TASK DIRECTIONS:
Your task is to transcribe all of the records exactly and leave out the pictures.

Structured figure records:
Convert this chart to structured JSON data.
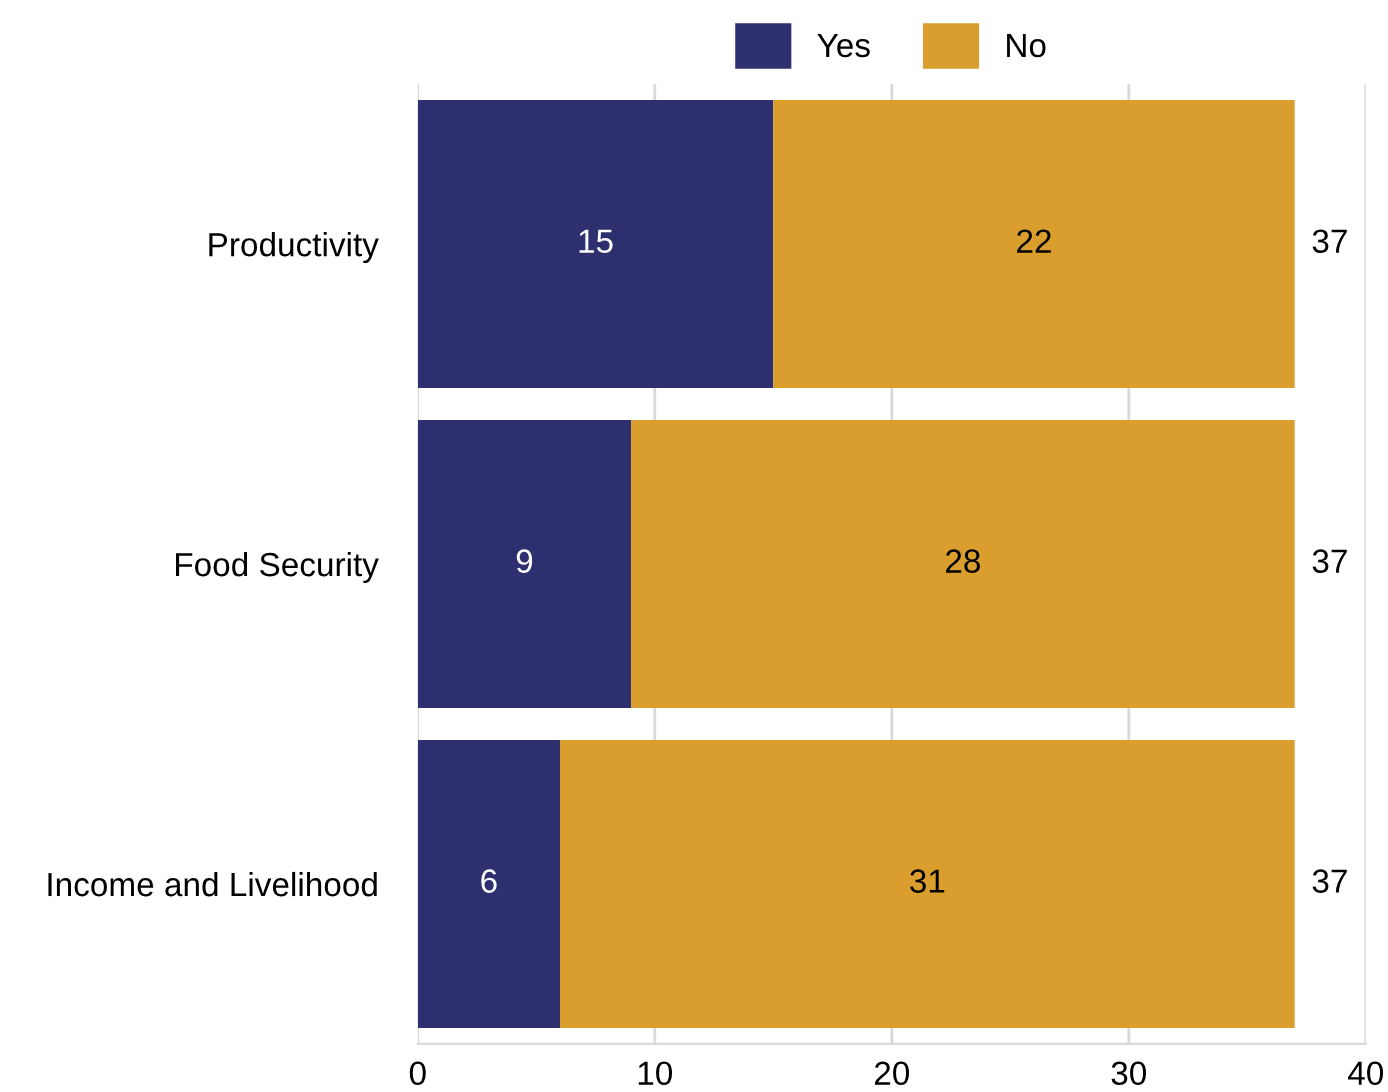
{
  "chart_data": {
    "type": "bar",
    "orientation": "horizontal",
    "stacked": true,
    "categories": [
      "Productivity",
      "Food Security",
      "Income and Livelihood"
    ],
    "series": [
      {
        "name": "Yes",
        "color": "#2e2f6e",
        "values": [
          15,
          9,
          6
        ]
      },
      {
        "name": "No",
        "color": "#d99e2d",
        "values": [
          22,
          28,
          31
        ]
      }
    ],
    "totals": [
      "37",
      "37",
      "37"
    ],
    "data_labels": true,
    "xlim": [
      0,
      40
    ],
    "xticks": [
      0,
      10,
      20,
      30,
      40
    ],
    "grid": "x",
    "legend": "top"
  }
}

EXERCISE ANSWER:
Convert this chart to structured JSON data.
{
  "chart_data": {
    "type": "bar",
    "orientation": "horizontal",
    "stacked": true,
    "categories": [
      "Productivity",
      "Food Security",
      "Income and Livelihood"
    ],
    "series": [
      {
        "name": "Yes",
        "color": "#2e2f6e",
        "values": [
          15,
          9,
          6
        ]
      },
      {
        "name": "No",
        "color": "#d99e2d",
        "values": [
          22,
          28,
          31
        ]
      }
    ],
    "totals": [
      "37",
      "37",
      "37"
    ],
    "data_labels": true,
    "xlim": [
      0,
      40
    ],
    "xticks": [
      0,
      10,
      20,
      30,
      40
    ],
    "grid": "x",
    "legend": "top"
  }
}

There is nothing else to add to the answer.